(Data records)
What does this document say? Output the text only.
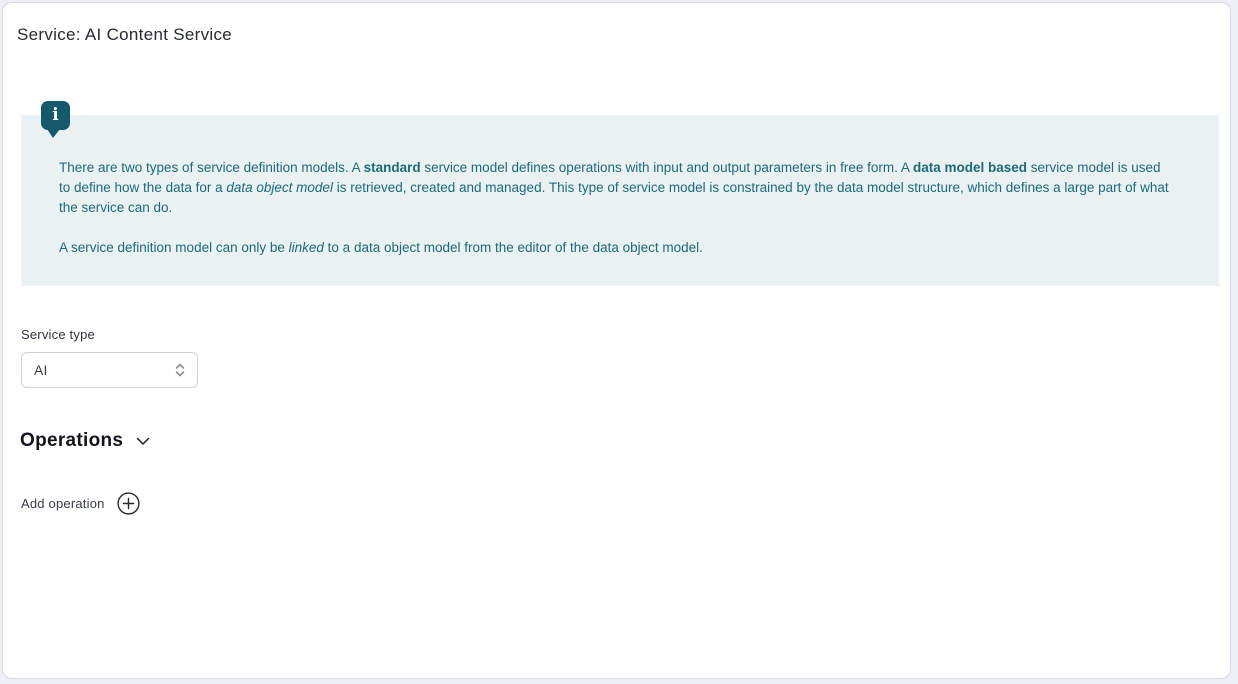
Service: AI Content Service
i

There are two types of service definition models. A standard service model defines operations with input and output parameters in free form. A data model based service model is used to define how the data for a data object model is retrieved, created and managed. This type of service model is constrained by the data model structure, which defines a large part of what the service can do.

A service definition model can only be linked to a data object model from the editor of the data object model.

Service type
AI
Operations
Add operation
--
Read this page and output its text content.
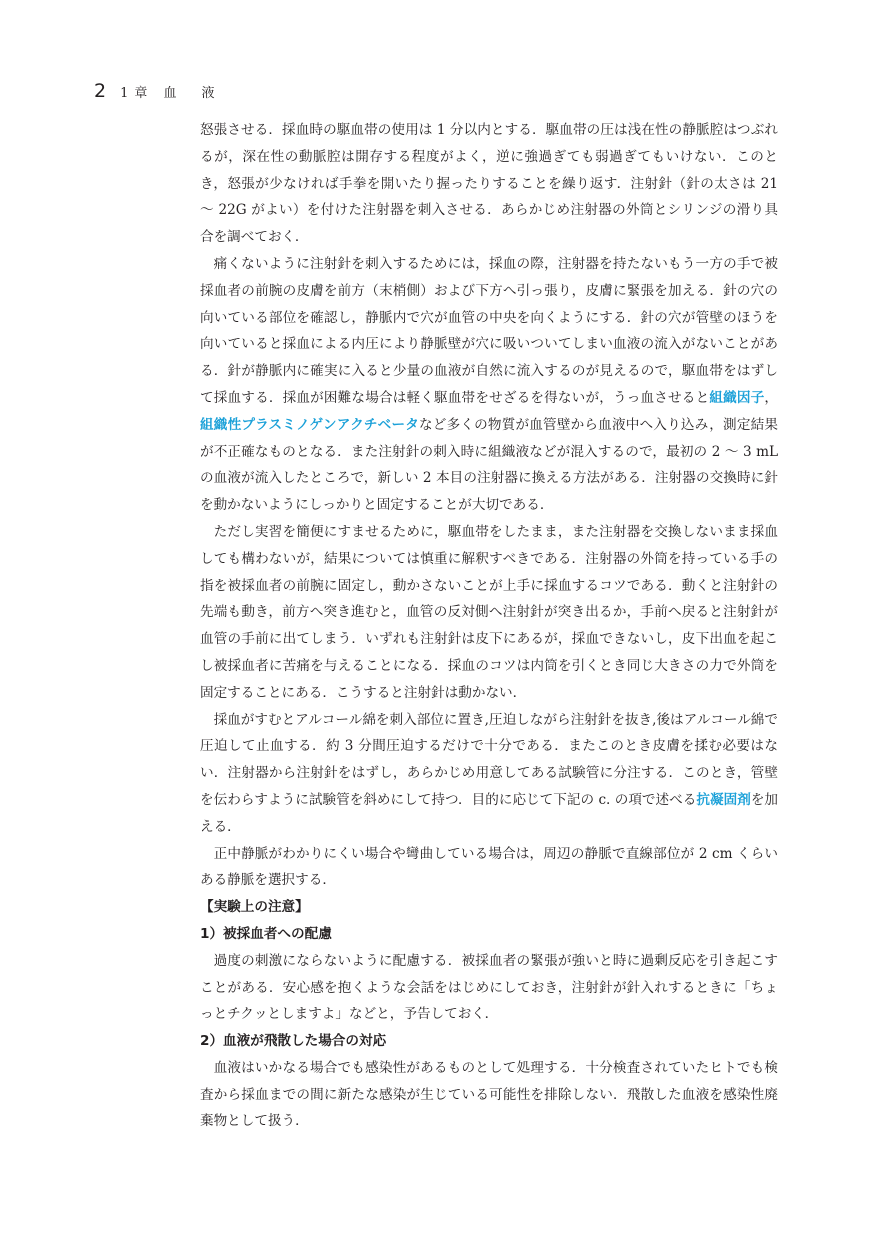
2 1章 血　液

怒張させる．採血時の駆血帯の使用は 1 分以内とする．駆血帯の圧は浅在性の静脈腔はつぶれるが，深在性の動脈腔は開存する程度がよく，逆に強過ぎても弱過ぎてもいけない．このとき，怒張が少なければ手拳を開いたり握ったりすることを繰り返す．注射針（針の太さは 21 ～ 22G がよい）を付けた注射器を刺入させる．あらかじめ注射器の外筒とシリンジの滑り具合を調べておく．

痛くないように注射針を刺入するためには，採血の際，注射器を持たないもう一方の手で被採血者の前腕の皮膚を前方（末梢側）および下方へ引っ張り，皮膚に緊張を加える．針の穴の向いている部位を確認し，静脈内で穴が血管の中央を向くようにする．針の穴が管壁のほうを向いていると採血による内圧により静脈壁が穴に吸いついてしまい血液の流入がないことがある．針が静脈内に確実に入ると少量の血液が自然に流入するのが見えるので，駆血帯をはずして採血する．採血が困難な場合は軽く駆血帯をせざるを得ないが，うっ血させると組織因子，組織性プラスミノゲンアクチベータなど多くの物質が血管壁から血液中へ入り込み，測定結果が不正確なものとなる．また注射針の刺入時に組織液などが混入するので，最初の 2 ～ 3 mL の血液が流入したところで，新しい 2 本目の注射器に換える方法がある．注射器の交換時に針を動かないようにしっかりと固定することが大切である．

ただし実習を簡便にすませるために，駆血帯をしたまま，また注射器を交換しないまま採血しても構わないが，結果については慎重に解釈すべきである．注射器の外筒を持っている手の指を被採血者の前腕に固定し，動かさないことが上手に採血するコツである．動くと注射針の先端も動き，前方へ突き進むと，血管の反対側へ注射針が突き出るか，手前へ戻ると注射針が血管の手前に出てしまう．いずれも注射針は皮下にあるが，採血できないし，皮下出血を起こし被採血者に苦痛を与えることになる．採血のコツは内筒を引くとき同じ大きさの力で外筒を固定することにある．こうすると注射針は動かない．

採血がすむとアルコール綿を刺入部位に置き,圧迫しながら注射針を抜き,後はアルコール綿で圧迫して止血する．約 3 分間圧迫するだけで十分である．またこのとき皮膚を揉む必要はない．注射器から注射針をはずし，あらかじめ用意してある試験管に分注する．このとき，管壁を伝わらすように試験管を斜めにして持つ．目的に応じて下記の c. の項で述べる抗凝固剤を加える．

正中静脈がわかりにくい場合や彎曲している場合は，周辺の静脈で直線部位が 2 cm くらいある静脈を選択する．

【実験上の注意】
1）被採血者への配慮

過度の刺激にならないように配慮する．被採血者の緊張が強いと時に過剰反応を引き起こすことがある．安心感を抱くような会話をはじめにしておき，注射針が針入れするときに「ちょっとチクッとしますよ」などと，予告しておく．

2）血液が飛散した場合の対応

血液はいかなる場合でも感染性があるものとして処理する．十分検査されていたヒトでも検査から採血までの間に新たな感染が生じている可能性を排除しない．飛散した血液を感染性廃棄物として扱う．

● Task to complete: Identify and list each line with the word "type".

● The solution:
There are two types of service definition models. A standard service model defines operations with input and output parameters in free form. A data model based service model is used to define how the data for a data object model is retrieved, created and managed. This type of service model is constrained by the data model structure, which defines a large part of what the service can do.
Service type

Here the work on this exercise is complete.